What is required:
Reproduce the listing below exactly, minus its pictures.

--- start Provided material ---

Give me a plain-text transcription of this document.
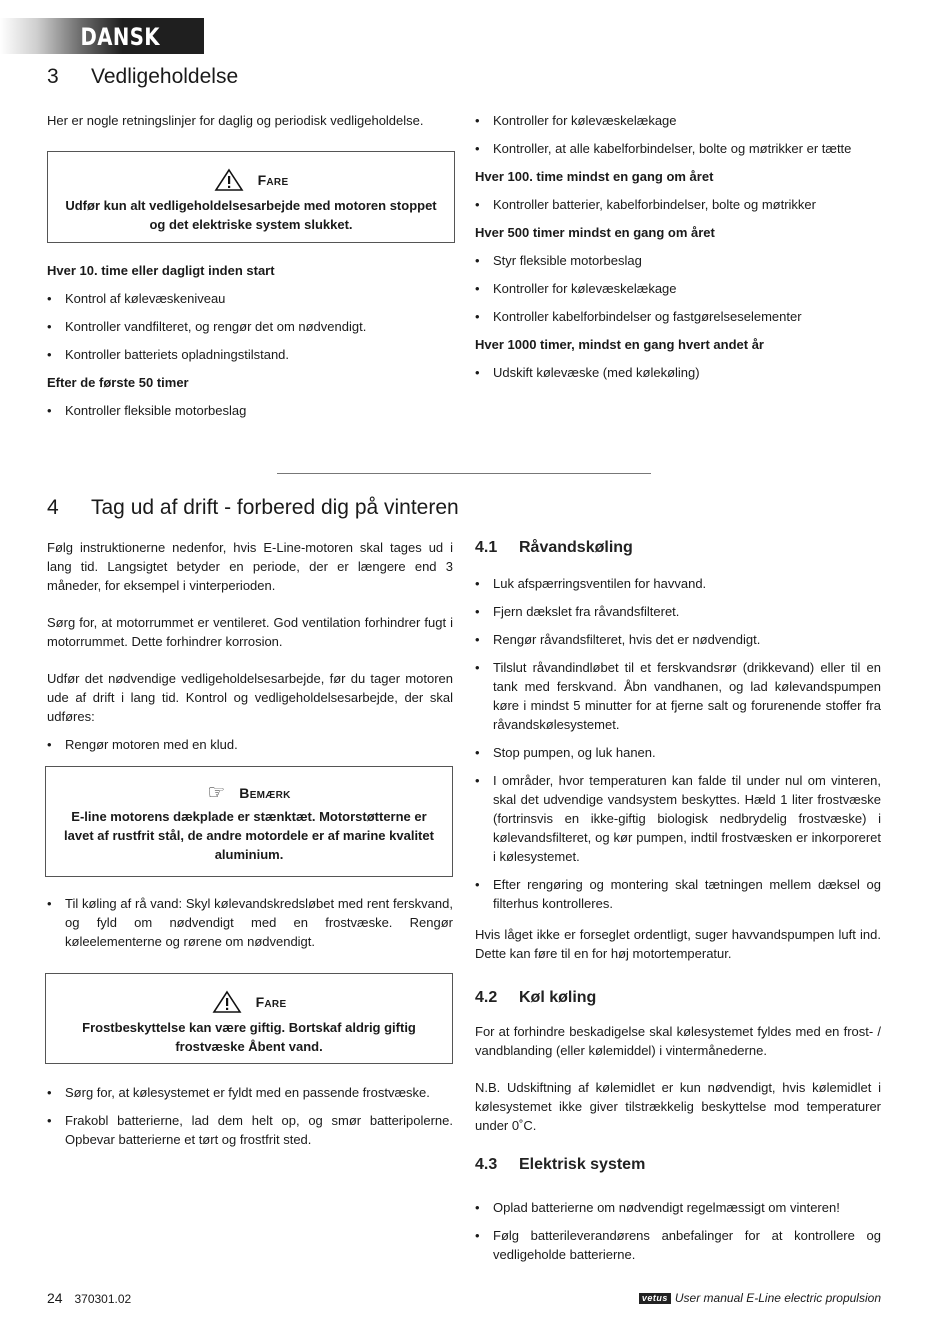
DANSK
3 Vedligeholdelse

Her er nogle retningslinjer for daglig og periodisk vedligeholdelse.

Fare
Udfør kun alt vedligeholdelsesarbejde med motoren stoppet og det elektriske system slukket.
Hver 10. time eller dagligt inden start
• Kontrol af kølevæskeniveau
• Kontroller vandfilteret, og rengør det om nødvendigt.
• Kontroller batteriets opladningstilstand.
Efter de første 50 timer
• Kontroller fleksible motorbeslag
• Kontroller for kølevæskelækage
• Kontroller, at alle kabelforbindelser, bolte og møtrikker er tætte
Hver 100. time mindst en gang om året
• Kontroller batterier, kabelforbindelser, bolte og møtrikker
Hver 500 timer mindst en gang om året
• Styr fleksible motorbeslag
• Kontroller for kølevæskelækage
• Kontroller kabelforbindelser og fastgørelseselementer
Hver 1000 timer, mindst en gang hvert andet år
• Udskift kølevæske (med kølekøling)
4 Tag ud af drift - forbered dig på vinteren

Følg instruktionerne nedenfor, hvis E-Line-motoren skal tages ud i lang tid. Langsigtet betyder en periode, der er længere end 3 måneder, for eksempel i vinterperioden.

Sørg for, at motorrummet er ventileret. God ventilation forhindrer fugt i motorrummet. Dette forhindrer korrosion.

Udfør det nødvendige vedligeholdelsesarbejde, før du tager motoren ude af drift i lang tid. Kontrol og vedligeholdelsesarbejde, der skal udføres:

• Rengør motoren med en klud.
☞ Bemærk
E-line motorens dækplade er stænktæt. Motorstøtterne er lavet af rustfrit stål, de andre motordele er af marine kvalitet aluminium.
• Til køling af rå vand: Skyl kølevandskredsløbet med rent ferskvand, og fyld om nødvendigt med en frostvæske. Rengør køleelementerne og rørene om nødvendigt.
Fare
Frostbeskyttelse kan være giftig. Bortskaf aldrig giftig frostvæske Åbent vand.
• Sørg for, at kølesystemet er fyldt med en passende frostvæske.
• Frakobl batterierne, lad dem helt op, og smør batteripolerne. Opbevar batterierne et tørt og frostfrit sted.
4.1 Råvandskøling
• Luk afspærringsventilen for havvand.
• Fjern dækslet fra råvandsfilteret.
• Rengør råvandsfilteret, hvis det er nødvendigt.
• Tilslut råvandindløbet til et ferskvandsrør (drikkevand) eller til en tank med ferskvand. Åbn vandhanen, og lad kølevandspumpen køre i mindst 5 minutter for at fjerne salt og forurenende stoffer fra råvandskølesystemet.
• Stop pumpen, og luk hanen.
• I områder, hvor temperaturen kan falde til under nul om vinteren, skal det udvendige vandsystem beskyttes. Hæld 1 liter frostvæske (fortrinsvis en ikke-giftig biologisk nedbrydelig frostvæske) i kølevandsfilteret, og kør pumpen, indtil frostvæsken er inkorporeret i kølesystemet.
• Efter rengøring og montering skal tætningen mellem dæksel og filterhus kontrolleres.

Hvis låget ikke er forseglet ordentligt, suger havvandspumpen luft ind. Dette kan føre til en for høj motortemperatur.

4.2 Køl køling

For at forhindre beskadigelse skal kølesystemet fyldes med en frost- / vandblanding (eller kølemiddel) i vintermånederne.

N.B. Udskiftning af kølemidlet er kun nødvendigt, hvis kølemidlet i kølesystemet ikke giver tilstrækkelig beskyttelse mod temperaturer under 0˚C.

4.3 Elektrisk system
• Oplad batterierne om nødvendigt regelmæssigt om vinteren!
• Følg batterileverandørens anbefalinger for at kontrollere og vedligeholde batterierne.
24 370301.02	vetus User manual E-Line electric propulsion
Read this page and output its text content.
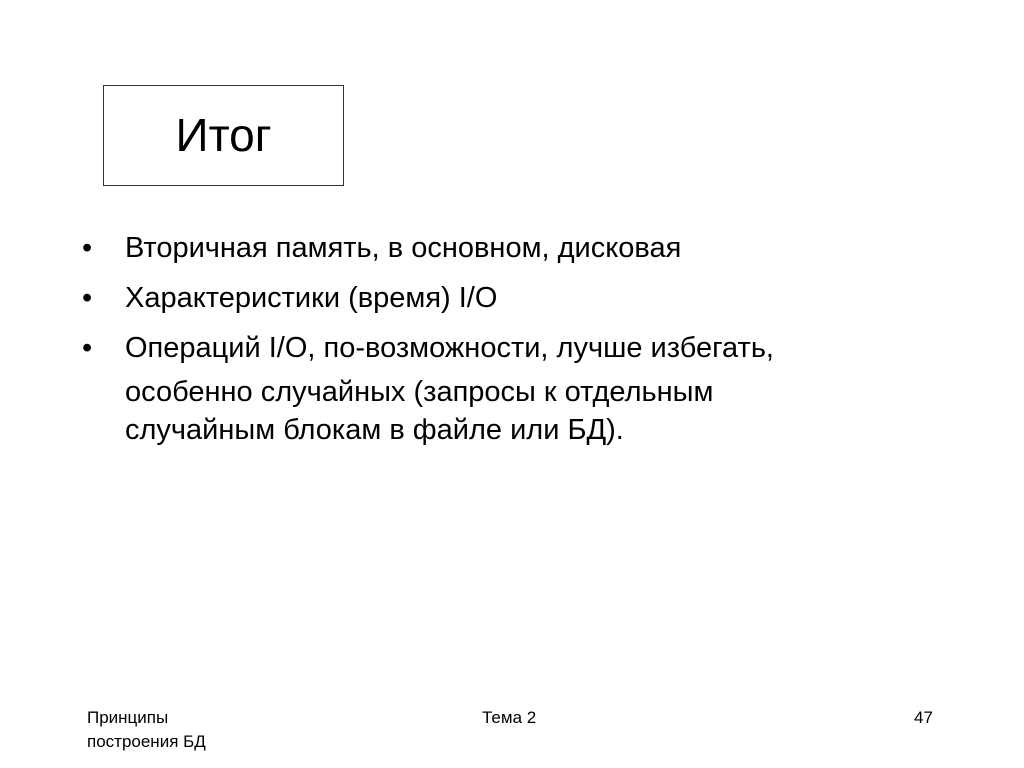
Итог
•	Вторичная память, в основном, дисковая
•	Характеристики (время) I/O
•	Операций I/O, по-возможности, лучше избегать,
особенно случайных (запросы к отдельным
случайным блокам в файле или БД).
Принципы
построения БД
Тема 2	47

--- end Provided material ---

Output below:
Give me a plain-text transcription of this document.
DANSK
3 Vedligeholdelse

Her er nogle retningslinjer for daglig og periodisk vedligeholdelse.

Fare
Udfør kun alt vedligeholdelsesarbejde med motoren stoppet og det elektriske system slukket.
Hver 10. time eller dagligt inden start
• Kontrol af kølevæskeniveau
• Kontroller vandfilteret, og rengør det om nødvendigt.
• Kontroller batteriets opladningstilstand.
Efter de første 50 timer
• Kontroller fleksible motorbeslag
• Kontroller for kølevæskelækage
• Kontroller, at alle kabelforbindelser, bolte og møtrikker er tætte
Hver 100. time mindst en gang om året
• Kontroller batterier, kabelforbindelser, bolte og møtrikker
Hver 500 timer mindst en gang om året
• Styr fleksible motorbeslag
• Kontroller for kølevæskelækage
• Kontroller kabelforbindelser og fastgørelseselementer
Hver 1000 timer, mindst en gang hvert andet år
• Udskift kølevæske (med kølekøling)
4 Tag ud af drift - forbered dig på vinteren

Følg instruktionerne nedenfor, hvis E-Line-motoren skal tages ud i lang tid. Langsigtet betyder en periode, der er længere end 3 måneder, for eksempel i vinterperioden.

Sørg for, at motorrummet er ventileret. God ventilation forhindrer fugt i motorrummet. Dette forhindrer korrosion.

Udfør det nødvendige vedligeholdelsesarbejde, før du tager motoren ude af drift i lang tid. Kontrol og vedligeholdelsesarbejde, der skal udføres:

• Rengør motoren med en klud.
☞ Bemærk
E-line motorens dækplade er stænktæt. Motorstøtterne er lavet af rustfrit stål, de andre motordele er af marine kvalitet aluminium.
• Til køling af rå vand: Skyl kølevandskredsløbet med rent ferskvand, og fyld om nødvendigt med en frostvæske. Rengør køleelementerne og rørene om nødvendigt.
Fare
Frostbeskyttelse kan være giftig. Bortskaf aldrig giftig frostvæske Åbent vand.
• Sørg for, at kølesystemet er fyldt med en passende frostvæske.
• Frakobl batterierne, lad dem helt op, og smør batteripolerne. Opbevar batterierne et tørt og frostfrit sted.
4.1 Råvandskøling
• Luk afspærringsventilen for havvand.
• Fjern dækslet fra råvandsfilteret.
• Rengør råvandsfilteret, hvis det er nødvendigt.
• Tilslut råvandindløbet til et ferskvandsrør (drikkevand) eller til en tank med ferskvand. Åbn vandhanen, og lad kølevandspumpen køre i mindst 5 minutter for at fjerne salt og forurenende stoffer fra råvandskølesystemet.
• Stop pumpen, og luk hanen.
• I områder, hvor temperaturen kan falde til under nul om vinteren, skal det udvendige vandsystem beskyttes. Hæld 1 liter frostvæske (fortrinsvis en ikke-giftig biologisk nedbrydelig frostvæske) i kølevandsfilteret, og kør pumpen, indtil frostvæsken er inkorporeret i kølesystemet.
• Efter rengøring og montering skal tætningen mellem dæksel og filterhus kontrolleres.

Hvis låget ikke er forseglet ordentligt, suger havvandspumpen luft ind. Dette kan føre til en for høj motortemperatur.

4.2 Køl køling

For at forhindre beskadigelse skal kølesystemet fyldes med en frost- / vandblanding (eller kølemiddel) i vintermånederne.

N.B. Udskiftning af kølemidlet er kun nødvendigt, hvis kølemidlet i kølesystemet ikke giver tilstrækkelig beskyttelse mod temperaturer under 0˚C.

4.3 Elektrisk system
• Oplad batterierne om nødvendigt regelmæssigt om vinteren!
• Følg batterileverandørens anbefalinger for at kontrollere og vedligeholde batterierne.
24 370301.02	vetus User manual E-Line electric propulsion
Read this page and output its text content.
Итог
•	Вторичная память, в основном, дисковая
•	Характеристики (время) I/O
•	Операций I/O, по-возможности, лучше избегать,
особенно случайных (запросы к отдельным
случайным блокам в файле или БД).
Принципы
построения БД
Тема 2	47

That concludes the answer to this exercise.